● **Work instructions**
Take the material and output all of it exactly.
┄┄┄┄┄┄┄┄┄┄
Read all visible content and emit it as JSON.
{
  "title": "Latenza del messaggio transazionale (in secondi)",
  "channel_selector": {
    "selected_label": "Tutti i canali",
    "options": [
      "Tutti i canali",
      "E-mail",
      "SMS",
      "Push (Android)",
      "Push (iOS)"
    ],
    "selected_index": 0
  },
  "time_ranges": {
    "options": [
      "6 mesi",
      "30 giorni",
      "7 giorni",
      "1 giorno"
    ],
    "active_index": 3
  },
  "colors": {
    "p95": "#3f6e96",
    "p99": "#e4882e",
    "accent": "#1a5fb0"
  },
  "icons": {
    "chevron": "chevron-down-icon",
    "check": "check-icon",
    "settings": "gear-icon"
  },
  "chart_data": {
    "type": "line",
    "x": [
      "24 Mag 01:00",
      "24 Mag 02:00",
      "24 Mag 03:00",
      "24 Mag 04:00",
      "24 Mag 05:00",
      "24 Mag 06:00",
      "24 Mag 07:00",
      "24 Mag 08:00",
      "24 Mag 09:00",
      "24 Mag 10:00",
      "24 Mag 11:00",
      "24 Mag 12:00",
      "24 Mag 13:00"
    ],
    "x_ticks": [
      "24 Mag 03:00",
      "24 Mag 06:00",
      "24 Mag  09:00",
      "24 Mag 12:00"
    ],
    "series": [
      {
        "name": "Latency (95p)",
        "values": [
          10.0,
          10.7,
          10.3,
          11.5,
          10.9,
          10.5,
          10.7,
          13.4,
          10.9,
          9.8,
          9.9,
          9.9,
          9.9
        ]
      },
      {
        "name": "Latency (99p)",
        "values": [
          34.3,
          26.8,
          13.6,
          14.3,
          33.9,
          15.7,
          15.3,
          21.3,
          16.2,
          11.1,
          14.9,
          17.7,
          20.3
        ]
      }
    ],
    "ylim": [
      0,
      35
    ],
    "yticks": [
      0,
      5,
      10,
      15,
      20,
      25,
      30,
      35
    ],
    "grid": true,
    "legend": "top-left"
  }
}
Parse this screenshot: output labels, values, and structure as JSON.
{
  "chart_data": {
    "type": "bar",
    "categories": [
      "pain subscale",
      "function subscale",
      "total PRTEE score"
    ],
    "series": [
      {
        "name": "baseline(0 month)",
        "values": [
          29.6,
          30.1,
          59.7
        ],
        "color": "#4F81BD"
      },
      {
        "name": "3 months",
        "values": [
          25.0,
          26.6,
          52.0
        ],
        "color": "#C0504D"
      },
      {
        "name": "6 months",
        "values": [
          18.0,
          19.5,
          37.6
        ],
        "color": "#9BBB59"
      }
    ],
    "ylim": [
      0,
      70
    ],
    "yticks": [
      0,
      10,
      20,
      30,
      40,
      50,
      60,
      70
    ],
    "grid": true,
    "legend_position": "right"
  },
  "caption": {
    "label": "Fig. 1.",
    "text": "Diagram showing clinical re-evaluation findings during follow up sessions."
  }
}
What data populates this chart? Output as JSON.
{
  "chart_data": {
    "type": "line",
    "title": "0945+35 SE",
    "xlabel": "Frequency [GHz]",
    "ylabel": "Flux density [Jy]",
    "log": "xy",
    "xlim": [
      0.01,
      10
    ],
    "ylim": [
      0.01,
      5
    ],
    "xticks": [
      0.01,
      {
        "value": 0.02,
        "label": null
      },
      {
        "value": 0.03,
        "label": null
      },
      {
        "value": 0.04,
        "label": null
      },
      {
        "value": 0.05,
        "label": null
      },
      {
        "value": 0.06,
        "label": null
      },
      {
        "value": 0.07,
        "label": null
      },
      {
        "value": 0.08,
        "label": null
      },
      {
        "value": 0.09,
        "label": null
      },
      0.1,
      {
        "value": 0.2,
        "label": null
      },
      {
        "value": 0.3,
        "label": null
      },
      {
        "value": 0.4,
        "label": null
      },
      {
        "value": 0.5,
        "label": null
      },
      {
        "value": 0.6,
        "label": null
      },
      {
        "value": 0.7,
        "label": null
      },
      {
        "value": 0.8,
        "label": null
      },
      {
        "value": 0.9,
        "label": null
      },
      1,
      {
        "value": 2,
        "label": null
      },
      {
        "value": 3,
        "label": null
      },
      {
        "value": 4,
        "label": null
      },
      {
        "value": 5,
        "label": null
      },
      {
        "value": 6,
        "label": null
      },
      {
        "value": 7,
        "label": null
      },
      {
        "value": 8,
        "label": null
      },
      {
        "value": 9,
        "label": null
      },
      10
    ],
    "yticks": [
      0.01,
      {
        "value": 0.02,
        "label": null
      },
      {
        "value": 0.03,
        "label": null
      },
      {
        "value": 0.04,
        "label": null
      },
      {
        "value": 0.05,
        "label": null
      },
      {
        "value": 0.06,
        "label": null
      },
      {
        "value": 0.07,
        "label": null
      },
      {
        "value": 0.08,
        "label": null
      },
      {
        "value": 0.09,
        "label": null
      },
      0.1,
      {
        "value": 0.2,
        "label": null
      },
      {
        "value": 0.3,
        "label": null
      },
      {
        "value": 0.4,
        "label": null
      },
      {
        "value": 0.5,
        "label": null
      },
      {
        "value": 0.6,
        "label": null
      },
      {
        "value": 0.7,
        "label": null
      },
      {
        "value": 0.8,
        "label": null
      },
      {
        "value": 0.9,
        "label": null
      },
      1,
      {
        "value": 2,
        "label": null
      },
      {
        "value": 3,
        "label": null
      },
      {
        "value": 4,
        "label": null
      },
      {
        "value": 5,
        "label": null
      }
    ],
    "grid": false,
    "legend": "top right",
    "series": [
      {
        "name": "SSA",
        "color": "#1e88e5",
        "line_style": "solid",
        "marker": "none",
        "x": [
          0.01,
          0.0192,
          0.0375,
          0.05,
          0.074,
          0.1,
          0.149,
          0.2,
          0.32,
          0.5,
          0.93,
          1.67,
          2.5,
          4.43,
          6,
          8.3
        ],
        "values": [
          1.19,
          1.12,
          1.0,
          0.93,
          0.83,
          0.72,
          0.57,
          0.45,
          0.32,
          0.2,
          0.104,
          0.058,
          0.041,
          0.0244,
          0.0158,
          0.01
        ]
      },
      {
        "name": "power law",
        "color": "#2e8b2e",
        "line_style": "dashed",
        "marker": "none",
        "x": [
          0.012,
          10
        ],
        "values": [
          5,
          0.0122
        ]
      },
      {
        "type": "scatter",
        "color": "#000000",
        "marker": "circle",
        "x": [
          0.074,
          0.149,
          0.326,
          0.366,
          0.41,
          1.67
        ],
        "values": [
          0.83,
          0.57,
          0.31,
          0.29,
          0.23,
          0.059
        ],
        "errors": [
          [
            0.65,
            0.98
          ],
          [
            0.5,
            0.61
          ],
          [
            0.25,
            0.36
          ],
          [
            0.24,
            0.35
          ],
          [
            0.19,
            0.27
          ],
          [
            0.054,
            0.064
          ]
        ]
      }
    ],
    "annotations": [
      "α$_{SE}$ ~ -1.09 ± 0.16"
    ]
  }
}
┄┄┄┄┄┄┄┄┄┄
● **Reply**
Read all visible content and emit it as JSON.
{
  "title": "Latenza del messaggio transazionale (in secondi)",
  "channel_selector": {
    "selected_label": "Tutti i canali",
    "options": [
      "Tutti i canali",
      "E-mail",
      "SMS",
      "Push (Android)",
      "Push (iOS)"
    ],
    "selected_index": 0
  },
  "time_ranges": {
    "options": [
      "6 mesi",
      "30 giorni",
      "7 giorni",
      "1 giorno"
    ],
    "active_index": 3
  },
  "colors": {
    "p95": "#3f6e96",
    "p99": "#e4882e",
    "accent": "#1a5fb0"
  },
  "icons": {
    "chevron": "chevron-down-icon",
    "check": "check-icon",
    "settings": "gear-icon"
  },
  "chart_data": {
    "type": "line",
    "x": [
      "24 Mag 01:00",
      "24 Mag 02:00",
      "24 Mag 03:00",
      "24 Mag 04:00",
      "24 Mag 05:00",
      "24 Mag 06:00",
      "24 Mag 07:00",
      "24 Mag 08:00",
      "24 Mag 09:00",
      "24 Mag 10:00",
      "24 Mag 11:00",
      "24 Mag 12:00",
      "24 Mag 13:00"
    ],
    "x_ticks": [
      "24 Mag 03:00",
      "24 Mag 06:00",
      "24 Mag  09:00",
      "24 Mag 12:00"
    ],
    "series": [
      {
        "name": "Latency (95p)",
        "values": [
          10.0,
          10.7,
          10.3,
          11.5,
          10.9,
          10.5,
          10.7,
          13.4,
          10.9,
          9.8,
          9.9,
          9.9,
          9.9
        ]
      },
      {
        "name": "Latency (99p)",
        "values": [
          34.3,
          26.8,
          13.6,
          14.3,
          33.9,
          15.7,
          15.3,
          21.3,
          16.2,
          11.1,
          14.9,
          17.7,
          20.3
        ]
      }
    ],
    "ylim": [
      0,
      35
    ],
    "yticks": [
      0,
      5,
      10,
      15,
      20,
      25,
      30,
      35
    ],
    "grid": true,
    "legend": "top-left"
  }
}
Parse this screenshot: output labels, values, and structure as JSON.
{
  "chart_data": {
    "type": "bar",
    "categories": [
      "pain subscale",
      "function subscale",
      "total PRTEE score"
    ],
    "series": [
      {
        "name": "baseline(0 month)",
        "values": [
          29.6,
          30.1,
          59.7
        ],
        "color": "#4F81BD"
      },
      {
        "name": "3 months",
        "values": [
          25.0,
          26.6,
          52.0
        ],
        "color": "#C0504D"
      },
      {
        "name": "6 months",
        "values": [
          18.0,
          19.5,
          37.6
        ],
        "color": "#9BBB59"
      }
    ],
    "ylim": [
      0,
      70
    ],
    "yticks": [
      0,
      10,
      20,
      30,
      40,
      50,
      60,
      70
    ],
    "grid": true,
    "legend_position": "right"
  },
  "caption": {
    "label": "Fig. 1.",
    "text": "Diagram showing clinical re-evaluation findings during follow up sessions."
  }
}
What data populates this chart? Output as JSON.
{
  "chart_data": {
    "type": "line",
    "title": "0945+35 SE",
    "xlabel": "Frequency [GHz]",
    "ylabel": "Flux density [Jy]",
    "log": "xy",
    "xlim": [
      0.01,
      10
    ],
    "ylim": [
      0.01,
      5
    ],
    "xticks": [
      0.01,
      {
        "value": 0.02,
        "label": null
      },
      {
        "value": 0.03,
        "label": null
      },
      {
        "value": 0.04,
        "label": null
      },
      {
        "value": 0.05,
        "label": null
      },
      {
        "value": 0.06,
        "label": null
      },
      {
        "value": 0.07,
        "label": null
      },
      {
        "value": 0.08,
        "label": null
      },
      {
        "value": 0.09,
        "label": null
      },
      0.1,
      {
        "value": 0.2,
        "label": null
      },
      {
        "value": 0.3,
        "label": null
      },
      {
        "value": 0.4,
        "label": null
      },
      {
        "value": 0.5,
        "label": null
      },
      {
        "value": 0.6,
        "label": null
      },
      {
        "value": 0.7,
        "label": null
      },
      {
        "value": 0.8,
        "label": null
      },
      {
        "value": 0.9,
        "label": null
      },
      1,
      {
        "value": 2,
        "label": null
      },
      {
        "value": 3,
        "label": null
      },
      {
        "value": 4,
        "label": null
      },
      {
        "value": 5,
        "label": null
      },
      {
        "value": 6,
        "label": null
      },
      {
        "value": 7,
        "label": null
      },
      {
        "value": 8,
        "label": null
      },
      {
        "value": 9,
        "label": null
      },
      10
    ],
    "yticks": [
      0.01,
      {
        "value": 0.02,
        "label": null
      },
      {
        "value": 0.03,
        "label": null
      },
      {
        "value": 0.04,
        "label": null
      },
      {
        "value": 0.05,
        "label": null
      },
      {
        "value": 0.06,
        "label": null
      },
      {
        "value": 0.07,
        "label": null
      },
      {
        "value": 0.08,
        "label": null
      },
      {
        "value": 0.09,
        "label": null
      },
      0.1,
      {
        "value": 0.2,
        "label": null
      },
      {
        "value": 0.3,
        "label": null
      },
      {
        "value": 0.4,
        "label": null
      },
      {
        "value": 0.5,
        "label": null
      },
      {
        "value": 0.6,
        "label": null
      },
      {
        "value": 0.7,
        "label": null
      },
      {
        "value": 0.8,
        "label": null
      },
      {
        "value": 0.9,
        "label": null
      },
      1,
      {
        "value": 2,
        "label": null
      },
      {
        "value": 3,
        "label": null
      },
      {
        "value": 4,
        "label": null
      },
      {
        "value": 5,
        "label": null
      }
    ],
    "grid": false,
    "legend": "top right",
    "series": [
      {
        "name": "SSA",
        "color": "#1e88e5",
        "line_style": "solid",
        "marker": "none",
        "x": [
          0.01,
          0.0192,
          0.0375,
          0.05,
          0.074,
          0.1,
          0.149,
          0.2,
          0.32,
          0.5,
          0.93,
          1.67,
          2.5,
          4.43,
          6,
          8.3
        ],
        "values": [
          1.19,
          1.12,
          1.0,
          0.93,
          0.83,
          0.72,
          0.57,
          0.45,
          0.32,
          0.2,
          0.104,
          0.058,
          0.041,
          0.0244,
          0.0158,
          0.01
        ]
      },
      {
        "name": "power law",
        "color": "#2e8b2e",
        "line_style": "dashed",
        "marker": "none",
        "x": [
          0.012,
          10
        ],
        "values": [
          5,
          0.0122
        ]
      },
      {
        "type": "scatter",
        "color": "#000000",
        "marker": "circle",
        "x": [
          0.074,
          0.149,
          0.326,
          0.366,
          0.41,
          1.67
        ],
        "values": [
          0.83,
          0.57,
          0.31,
          0.29,
          0.23,
          0.059
        ],
        "errors": [
          [
            0.65,
            0.98
          ],
          [
            0.5,
            0.61
          ],
          [
            0.25,
            0.36
          ],
          [
            0.24,
            0.35
          ],
          [
            0.19,
            0.27
          ],
          [
            0.054,
            0.064
          ]
        ]
      }
    ],
    "annotations": [
      "α$_{SE}$ ~ -1.09 ± 0.16"
    ]
  }
}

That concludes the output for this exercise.